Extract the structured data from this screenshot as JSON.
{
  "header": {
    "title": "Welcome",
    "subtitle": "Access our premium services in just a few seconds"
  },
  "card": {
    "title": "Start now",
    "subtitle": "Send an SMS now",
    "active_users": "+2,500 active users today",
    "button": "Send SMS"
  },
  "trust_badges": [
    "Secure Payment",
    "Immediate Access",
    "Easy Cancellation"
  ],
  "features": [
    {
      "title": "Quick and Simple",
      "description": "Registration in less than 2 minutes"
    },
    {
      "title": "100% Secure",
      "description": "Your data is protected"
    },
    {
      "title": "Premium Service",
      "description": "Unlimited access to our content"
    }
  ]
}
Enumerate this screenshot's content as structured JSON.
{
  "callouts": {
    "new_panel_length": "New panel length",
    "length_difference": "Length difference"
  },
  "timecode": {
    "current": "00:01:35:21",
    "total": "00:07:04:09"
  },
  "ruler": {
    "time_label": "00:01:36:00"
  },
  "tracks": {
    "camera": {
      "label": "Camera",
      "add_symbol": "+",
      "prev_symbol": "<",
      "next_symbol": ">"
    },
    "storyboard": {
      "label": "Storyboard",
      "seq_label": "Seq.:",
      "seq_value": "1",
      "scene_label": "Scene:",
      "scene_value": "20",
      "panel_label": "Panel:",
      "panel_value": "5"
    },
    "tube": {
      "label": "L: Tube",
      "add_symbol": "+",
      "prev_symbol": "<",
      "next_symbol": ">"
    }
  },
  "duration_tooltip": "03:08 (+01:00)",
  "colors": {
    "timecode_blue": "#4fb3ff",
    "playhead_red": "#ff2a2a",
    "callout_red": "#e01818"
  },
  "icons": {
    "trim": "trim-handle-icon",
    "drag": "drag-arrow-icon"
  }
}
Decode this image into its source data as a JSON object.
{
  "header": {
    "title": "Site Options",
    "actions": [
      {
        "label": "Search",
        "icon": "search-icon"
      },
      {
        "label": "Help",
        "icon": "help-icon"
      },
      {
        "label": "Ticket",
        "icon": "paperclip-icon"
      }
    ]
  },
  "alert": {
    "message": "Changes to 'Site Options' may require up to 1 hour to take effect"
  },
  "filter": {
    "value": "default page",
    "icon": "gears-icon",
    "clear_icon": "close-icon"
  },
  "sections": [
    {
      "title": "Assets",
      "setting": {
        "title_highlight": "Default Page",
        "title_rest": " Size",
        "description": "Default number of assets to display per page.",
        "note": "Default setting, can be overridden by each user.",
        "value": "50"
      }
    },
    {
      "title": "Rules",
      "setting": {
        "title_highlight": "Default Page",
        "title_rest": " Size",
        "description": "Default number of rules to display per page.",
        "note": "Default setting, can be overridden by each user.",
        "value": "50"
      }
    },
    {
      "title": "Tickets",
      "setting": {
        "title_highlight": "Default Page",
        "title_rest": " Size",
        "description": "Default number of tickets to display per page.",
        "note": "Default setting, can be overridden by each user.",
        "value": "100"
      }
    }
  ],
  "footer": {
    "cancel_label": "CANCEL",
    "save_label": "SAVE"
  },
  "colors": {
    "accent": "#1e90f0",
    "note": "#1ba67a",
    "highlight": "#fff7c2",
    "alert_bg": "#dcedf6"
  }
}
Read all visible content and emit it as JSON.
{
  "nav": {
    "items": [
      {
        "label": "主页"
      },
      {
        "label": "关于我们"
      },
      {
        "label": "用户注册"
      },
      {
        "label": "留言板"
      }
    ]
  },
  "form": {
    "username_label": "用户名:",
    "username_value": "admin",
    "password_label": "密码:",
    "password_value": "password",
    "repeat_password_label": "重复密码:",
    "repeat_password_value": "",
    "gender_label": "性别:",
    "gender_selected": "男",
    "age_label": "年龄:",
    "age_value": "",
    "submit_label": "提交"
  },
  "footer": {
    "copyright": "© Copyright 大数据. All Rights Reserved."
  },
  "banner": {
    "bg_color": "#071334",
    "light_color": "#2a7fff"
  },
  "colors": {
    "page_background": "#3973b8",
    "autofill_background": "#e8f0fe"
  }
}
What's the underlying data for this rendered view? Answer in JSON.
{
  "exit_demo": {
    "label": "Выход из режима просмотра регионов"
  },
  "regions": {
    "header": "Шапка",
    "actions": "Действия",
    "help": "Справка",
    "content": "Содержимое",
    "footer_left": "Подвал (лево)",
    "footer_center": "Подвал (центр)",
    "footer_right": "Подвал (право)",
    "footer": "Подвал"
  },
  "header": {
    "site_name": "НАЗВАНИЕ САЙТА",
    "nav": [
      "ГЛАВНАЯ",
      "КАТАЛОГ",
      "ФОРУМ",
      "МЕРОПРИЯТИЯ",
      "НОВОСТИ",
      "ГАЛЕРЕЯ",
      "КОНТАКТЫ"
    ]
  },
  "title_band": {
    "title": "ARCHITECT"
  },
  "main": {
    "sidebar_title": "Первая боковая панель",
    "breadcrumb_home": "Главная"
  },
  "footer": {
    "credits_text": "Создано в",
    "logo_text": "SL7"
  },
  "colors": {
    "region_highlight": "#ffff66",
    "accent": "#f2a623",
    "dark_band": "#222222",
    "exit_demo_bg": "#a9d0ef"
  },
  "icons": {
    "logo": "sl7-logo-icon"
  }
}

## WHAT NEEDS TO BE DONE:
Above are some records; extract every one of them exactly.

## RESPONSE BELOW:
Extract the structured data from this screenshot as JSON.
{
  "header": {
    "title": "Welcome",
    "subtitle": "Access our premium services in just a few seconds"
  },
  "card": {
    "title": "Start now",
    "subtitle": "Send an SMS now",
    "active_users": "+2,500 active users today",
    "button": "Send SMS"
  },
  "trust_badges": [
    "Secure Payment",
    "Immediate Access",
    "Easy Cancellation"
  ],
  "features": [
    {
      "title": "Quick and Simple",
      "description": "Registration in less than 2 minutes"
    },
    {
      "title": "100% Secure",
      "description": "Your data is protected"
    },
    {
      "title": "Premium Service",
      "description": "Unlimited access to our content"
    }
  ]
}
Enumerate this screenshot's content as structured JSON.
{
  "callouts": {
    "new_panel_length": "New panel length",
    "length_difference": "Length difference"
  },
  "timecode": {
    "current": "00:01:35:21",
    "total": "00:07:04:09"
  },
  "ruler": {
    "time_label": "00:01:36:00"
  },
  "tracks": {
    "camera": {
      "label": "Camera",
      "add_symbol": "+",
      "prev_symbol": "<",
      "next_symbol": ">"
    },
    "storyboard": {
      "label": "Storyboard",
      "seq_label": "Seq.:",
      "seq_value": "1",
      "scene_label": "Scene:",
      "scene_value": "20",
      "panel_label": "Panel:",
      "panel_value": "5"
    },
    "tube": {
      "label": "L: Tube",
      "add_symbol": "+",
      "prev_symbol": "<",
      "next_symbol": ">"
    }
  },
  "duration_tooltip": "03:08 (+01:00)",
  "colors": {
    "timecode_blue": "#4fb3ff",
    "playhead_red": "#ff2a2a",
    "callout_red": "#e01818"
  },
  "icons": {
    "trim": "trim-handle-icon",
    "drag": "drag-arrow-icon"
  }
}
Decode this image into its source data as a JSON object.
{
  "header": {
    "title": "Site Options",
    "actions": [
      {
        "label": "Search",
        "icon": "search-icon"
      },
      {
        "label": "Help",
        "icon": "help-icon"
      },
      {
        "label": "Ticket",
        "icon": "paperclip-icon"
      }
    ]
  },
  "alert": {
    "message": "Changes to 'Site Options' may require up to 1 hour to take effect"
  },
  "filter": {
    "value": "default page",
    "icon": "gears-icon",
    "clear_icon": "close-icon"
  },
  "sections": [
    {
      "title": "Assets",
      "setting": {
        "title_highlight": "Default Page",
        "title_rest": " Size",
        "description": "Default number of assets to display per page.",
        "note": "Default setting, can be overridden by each user.",
        "value": "50"
      }
    },
    {
      "title": "Rules",
      "setting": {
        "title_highlight": "Default Page",
        "title_rest": " Size",
        "description": "Default number of rules to display per page.",
        "note": "Default setting, can be overridden by each user.",
        "value": "50"
      }
    },
    {
      "title": "Tickets",
      "setting": {
        "title_highlight": "Default Page",
        "title_rest": " Size",
        "description": "Default number of tickets to display per page.",
        "note": "Default setting, can be overridden by each user.",
        "value": "100"
      }
    }
  ],
  "footer": {
    "cancel_label": "CANCEL",
    "save_label": "SAVE"
  },
  "colors": {
    "accent": "#1e90f0",
    "note": "#1ba67a",
    "highlight": "#fff7c2",
    "alert_bg": "#dcedf6"
  }
}
Read all visible content and emit it as JSON.
{
  "nav": {
    "items": [
      {
        "label": "主页"
      },
      {
        "label": "关于我们"
      },
      {
        "label": "用户注册"
      },
      {
        "label": "留言板"
      }
    ]
  },
  "form": {
    "username_label": "用户名:",
    "username_value": "admin",
    "password_label": "密码:",
    "password_value": "password",
    "repeat_password_label": "重复密码:",
    "repeat_password_value": "",
    "gender_label": "性别:",
    "gender_selected": "男",
    "age_label": "年龄:",
    "age_value": "",
    "submit_label": "提交"
  },
  "footer": {
    "copyright": "© Copyright 大数据. All Rights Reserved."
  },
  "banner": {
    "bg_color": "#071334",
    "light_color": "#2a7fff"
  },
  "colors": {
    "page_background": "#3973b8",
    "autofill_background": "#e8f0fe"
  }
}
What's the underlying data for this rendered view? Answer in JSON.
{
  "exit_demo": {
    "label": "Выход из режима просмотра регионов"
  },
  "regions": {
    "header": "Шапка",
    "actions": "Действия",
    "help": "Справка",
    "content": "Содержимое",
    "footer_left": "Подвал (лево)",
    "footer_center": "Подвал (центр)",
    "footer_right": "Подвал (право)",
    "footer": "Подвал"
  },
  "header": {
    "site_name": "НАЗВАНИЕ САЙТА",
    "nav": [
      "ГЛАВНАЯ",
      "КАТАЛОГ",
      "ФОРУМ",
      "МЕРОПРИЯТИЯ",
      "НОВОСТИ",
      "ГАЛЕРЕЯ",
      "КОНТАКТЫ"
    ]
  },
  "title_band": {
    "title": "ARCHITECT"
  },
  "main": {
    "sidebar_title": "Первая боковая панель",
    "breadcrumb_home": "Главная"
  },
  "footer": {
    "credits_text": "Создано в",
    "logo_text": "SL7"
  },
  "colors": {
    "region_highlight": "#ffff66",
    "accent": "#f2a623",
    "dark_band": "#222222",
    "exit_demo_bg": "#a9d0ef"
  },
  "icons": {
    "logo": "sl7-logo-icon"
  }
}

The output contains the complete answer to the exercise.